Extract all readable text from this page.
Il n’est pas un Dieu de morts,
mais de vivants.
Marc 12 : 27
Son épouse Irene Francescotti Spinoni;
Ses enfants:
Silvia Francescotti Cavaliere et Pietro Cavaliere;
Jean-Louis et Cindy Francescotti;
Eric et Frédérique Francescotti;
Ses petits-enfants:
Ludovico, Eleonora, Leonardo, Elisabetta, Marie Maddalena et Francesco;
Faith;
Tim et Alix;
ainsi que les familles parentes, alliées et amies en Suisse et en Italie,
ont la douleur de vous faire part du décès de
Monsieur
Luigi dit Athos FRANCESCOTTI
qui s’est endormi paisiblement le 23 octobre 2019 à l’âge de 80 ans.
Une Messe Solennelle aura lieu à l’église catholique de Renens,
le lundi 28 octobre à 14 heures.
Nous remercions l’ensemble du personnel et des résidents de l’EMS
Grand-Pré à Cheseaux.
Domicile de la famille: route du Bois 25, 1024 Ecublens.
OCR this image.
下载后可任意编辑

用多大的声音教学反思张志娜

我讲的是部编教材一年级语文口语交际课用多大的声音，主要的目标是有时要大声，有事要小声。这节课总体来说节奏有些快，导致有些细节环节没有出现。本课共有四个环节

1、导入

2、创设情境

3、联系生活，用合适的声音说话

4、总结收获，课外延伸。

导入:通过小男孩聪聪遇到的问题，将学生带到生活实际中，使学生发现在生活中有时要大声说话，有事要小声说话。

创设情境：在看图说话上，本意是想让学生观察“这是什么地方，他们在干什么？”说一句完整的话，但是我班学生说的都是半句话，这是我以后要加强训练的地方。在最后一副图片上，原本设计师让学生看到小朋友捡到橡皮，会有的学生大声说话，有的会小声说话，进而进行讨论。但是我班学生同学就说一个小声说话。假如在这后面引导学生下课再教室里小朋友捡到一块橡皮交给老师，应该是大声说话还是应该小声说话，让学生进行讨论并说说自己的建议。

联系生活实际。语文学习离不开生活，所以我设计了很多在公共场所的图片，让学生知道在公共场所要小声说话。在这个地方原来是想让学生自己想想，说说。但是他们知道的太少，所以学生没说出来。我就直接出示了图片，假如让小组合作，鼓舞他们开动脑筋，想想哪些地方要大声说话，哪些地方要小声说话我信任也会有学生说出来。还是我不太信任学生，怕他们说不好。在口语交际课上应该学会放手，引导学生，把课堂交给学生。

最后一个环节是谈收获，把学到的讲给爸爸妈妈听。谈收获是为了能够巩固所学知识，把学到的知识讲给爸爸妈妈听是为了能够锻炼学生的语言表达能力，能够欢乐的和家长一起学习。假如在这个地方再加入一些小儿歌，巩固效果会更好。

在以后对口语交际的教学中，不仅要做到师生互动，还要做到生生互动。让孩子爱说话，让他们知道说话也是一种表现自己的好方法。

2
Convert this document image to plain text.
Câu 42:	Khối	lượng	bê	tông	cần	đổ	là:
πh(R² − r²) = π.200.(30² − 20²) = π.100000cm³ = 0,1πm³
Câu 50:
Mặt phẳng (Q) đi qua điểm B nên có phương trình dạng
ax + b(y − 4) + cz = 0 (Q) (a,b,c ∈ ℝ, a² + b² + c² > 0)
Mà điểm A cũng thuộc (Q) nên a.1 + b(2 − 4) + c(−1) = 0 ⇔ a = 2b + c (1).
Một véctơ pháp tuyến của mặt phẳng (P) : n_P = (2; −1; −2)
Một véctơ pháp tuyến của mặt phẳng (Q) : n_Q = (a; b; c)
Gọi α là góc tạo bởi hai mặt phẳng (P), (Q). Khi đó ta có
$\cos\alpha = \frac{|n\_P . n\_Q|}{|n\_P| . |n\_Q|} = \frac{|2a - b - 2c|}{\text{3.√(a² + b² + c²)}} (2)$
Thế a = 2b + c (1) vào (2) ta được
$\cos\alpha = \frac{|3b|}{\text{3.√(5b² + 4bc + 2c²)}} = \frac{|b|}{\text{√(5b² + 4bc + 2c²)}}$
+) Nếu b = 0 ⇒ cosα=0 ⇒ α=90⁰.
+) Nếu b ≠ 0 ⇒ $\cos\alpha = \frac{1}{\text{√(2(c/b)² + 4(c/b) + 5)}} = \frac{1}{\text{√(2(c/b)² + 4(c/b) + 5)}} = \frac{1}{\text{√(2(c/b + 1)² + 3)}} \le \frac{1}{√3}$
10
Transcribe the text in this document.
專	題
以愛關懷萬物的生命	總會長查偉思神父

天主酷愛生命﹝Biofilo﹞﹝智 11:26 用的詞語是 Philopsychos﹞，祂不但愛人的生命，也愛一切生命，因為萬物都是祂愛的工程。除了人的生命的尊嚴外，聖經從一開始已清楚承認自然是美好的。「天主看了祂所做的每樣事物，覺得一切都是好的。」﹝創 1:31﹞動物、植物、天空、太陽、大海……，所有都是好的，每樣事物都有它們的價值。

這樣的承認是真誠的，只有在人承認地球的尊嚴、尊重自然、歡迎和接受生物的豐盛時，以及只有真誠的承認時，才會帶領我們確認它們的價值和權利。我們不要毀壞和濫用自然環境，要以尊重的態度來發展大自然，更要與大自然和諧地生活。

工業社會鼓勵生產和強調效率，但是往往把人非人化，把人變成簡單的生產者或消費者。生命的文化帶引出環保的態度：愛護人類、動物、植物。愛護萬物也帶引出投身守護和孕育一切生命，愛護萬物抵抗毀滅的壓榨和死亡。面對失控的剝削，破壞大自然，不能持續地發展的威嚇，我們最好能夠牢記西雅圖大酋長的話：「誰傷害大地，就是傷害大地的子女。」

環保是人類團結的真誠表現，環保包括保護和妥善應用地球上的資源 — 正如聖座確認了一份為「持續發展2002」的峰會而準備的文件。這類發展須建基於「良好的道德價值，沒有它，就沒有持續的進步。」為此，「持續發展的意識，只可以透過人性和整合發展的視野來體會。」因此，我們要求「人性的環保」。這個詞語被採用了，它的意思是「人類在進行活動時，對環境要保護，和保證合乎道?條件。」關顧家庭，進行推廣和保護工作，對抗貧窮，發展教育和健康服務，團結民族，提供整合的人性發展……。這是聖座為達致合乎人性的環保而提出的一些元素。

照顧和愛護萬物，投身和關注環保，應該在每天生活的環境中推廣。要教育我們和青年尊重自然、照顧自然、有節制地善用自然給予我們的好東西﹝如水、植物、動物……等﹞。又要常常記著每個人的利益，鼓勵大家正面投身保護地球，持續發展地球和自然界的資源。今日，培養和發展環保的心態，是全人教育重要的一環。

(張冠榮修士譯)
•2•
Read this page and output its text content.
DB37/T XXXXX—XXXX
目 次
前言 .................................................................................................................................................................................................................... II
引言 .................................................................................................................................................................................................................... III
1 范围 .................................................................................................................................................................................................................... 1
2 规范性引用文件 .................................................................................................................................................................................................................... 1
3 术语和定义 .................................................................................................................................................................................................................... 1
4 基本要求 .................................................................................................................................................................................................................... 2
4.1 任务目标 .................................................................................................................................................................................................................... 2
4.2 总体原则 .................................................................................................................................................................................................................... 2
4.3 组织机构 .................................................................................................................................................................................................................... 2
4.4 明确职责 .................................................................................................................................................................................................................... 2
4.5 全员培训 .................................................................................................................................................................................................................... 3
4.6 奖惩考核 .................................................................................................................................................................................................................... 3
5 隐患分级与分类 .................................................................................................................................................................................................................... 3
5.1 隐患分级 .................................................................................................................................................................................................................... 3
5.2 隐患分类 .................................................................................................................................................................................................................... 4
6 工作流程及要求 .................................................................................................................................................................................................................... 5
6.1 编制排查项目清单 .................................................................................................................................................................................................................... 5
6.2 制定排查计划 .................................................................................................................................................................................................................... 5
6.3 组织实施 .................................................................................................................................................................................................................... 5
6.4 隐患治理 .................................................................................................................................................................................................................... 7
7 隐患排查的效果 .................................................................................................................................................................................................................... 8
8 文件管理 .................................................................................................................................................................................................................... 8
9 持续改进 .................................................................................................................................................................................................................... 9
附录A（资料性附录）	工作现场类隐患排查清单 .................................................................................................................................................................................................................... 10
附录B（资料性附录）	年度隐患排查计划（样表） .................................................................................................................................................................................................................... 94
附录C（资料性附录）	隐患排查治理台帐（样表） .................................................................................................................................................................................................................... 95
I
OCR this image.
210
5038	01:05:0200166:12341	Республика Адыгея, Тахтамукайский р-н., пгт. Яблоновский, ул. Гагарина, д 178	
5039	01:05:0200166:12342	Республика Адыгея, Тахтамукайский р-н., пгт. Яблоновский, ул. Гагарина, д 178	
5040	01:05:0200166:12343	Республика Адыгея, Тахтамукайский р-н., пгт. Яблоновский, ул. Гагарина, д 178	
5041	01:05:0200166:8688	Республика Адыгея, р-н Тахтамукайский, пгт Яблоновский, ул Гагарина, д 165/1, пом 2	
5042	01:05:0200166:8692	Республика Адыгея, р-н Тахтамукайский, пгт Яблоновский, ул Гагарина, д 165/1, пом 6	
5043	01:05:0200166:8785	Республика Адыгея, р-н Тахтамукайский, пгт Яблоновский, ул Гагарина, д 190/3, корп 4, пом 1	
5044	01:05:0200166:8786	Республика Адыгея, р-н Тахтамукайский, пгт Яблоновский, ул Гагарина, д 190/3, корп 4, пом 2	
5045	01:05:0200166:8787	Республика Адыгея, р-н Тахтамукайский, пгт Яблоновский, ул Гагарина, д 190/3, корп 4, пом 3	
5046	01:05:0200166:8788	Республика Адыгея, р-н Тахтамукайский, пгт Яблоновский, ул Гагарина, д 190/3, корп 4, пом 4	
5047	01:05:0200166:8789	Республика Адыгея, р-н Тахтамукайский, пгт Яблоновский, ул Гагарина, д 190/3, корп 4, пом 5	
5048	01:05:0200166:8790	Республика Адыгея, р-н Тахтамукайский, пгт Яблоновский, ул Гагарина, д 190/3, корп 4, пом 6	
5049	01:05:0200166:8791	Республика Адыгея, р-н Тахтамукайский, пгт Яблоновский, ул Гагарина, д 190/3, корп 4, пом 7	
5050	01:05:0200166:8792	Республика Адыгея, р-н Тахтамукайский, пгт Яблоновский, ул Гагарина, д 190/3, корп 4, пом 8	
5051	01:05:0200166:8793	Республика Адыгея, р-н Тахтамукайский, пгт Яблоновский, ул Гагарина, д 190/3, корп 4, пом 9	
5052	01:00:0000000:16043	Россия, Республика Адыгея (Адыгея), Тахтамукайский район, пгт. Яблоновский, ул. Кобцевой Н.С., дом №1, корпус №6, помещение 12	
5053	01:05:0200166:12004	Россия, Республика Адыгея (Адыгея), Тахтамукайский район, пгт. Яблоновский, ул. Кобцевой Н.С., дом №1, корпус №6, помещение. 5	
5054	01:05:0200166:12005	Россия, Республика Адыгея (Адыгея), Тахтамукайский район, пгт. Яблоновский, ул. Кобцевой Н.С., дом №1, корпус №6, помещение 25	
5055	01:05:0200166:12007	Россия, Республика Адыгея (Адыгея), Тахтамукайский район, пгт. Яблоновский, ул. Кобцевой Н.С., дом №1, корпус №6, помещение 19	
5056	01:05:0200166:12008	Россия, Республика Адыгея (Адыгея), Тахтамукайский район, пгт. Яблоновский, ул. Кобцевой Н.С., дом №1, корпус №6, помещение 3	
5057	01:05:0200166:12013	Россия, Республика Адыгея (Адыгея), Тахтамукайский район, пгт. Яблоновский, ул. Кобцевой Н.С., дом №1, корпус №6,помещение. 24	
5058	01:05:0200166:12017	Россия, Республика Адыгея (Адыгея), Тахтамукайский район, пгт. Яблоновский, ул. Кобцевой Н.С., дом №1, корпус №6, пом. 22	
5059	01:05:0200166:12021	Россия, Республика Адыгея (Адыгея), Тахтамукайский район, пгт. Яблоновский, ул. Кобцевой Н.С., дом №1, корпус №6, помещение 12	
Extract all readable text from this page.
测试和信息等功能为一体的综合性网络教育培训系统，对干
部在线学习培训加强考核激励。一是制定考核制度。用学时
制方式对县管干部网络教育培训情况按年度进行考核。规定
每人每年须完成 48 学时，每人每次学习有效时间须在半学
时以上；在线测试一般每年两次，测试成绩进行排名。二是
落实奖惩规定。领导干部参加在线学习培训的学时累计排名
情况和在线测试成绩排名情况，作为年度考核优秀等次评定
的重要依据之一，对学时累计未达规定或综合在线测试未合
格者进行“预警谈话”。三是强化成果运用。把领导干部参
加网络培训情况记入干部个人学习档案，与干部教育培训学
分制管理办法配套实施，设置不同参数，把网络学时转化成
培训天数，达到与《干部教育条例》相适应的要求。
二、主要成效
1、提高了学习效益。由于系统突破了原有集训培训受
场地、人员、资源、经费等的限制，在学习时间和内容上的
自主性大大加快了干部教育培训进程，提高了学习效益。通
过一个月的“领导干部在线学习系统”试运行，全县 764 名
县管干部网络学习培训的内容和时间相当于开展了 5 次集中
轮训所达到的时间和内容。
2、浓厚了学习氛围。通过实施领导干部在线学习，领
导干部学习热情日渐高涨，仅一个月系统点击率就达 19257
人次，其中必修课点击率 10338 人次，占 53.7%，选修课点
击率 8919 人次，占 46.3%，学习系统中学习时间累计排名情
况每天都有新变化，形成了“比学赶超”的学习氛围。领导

--------------------------------

Prompt. Check each line of the records for the word "điểm" and extract those that contain it.

Answer to the task.
Mặt phẳng (Q) đi qua điểm B nên có phương trình dạng
Mà điểm A cũng thuộc (Q) nên a.1 + b(2 − 4) + c(−1) = 0 ⇔ a = 2b + c (1).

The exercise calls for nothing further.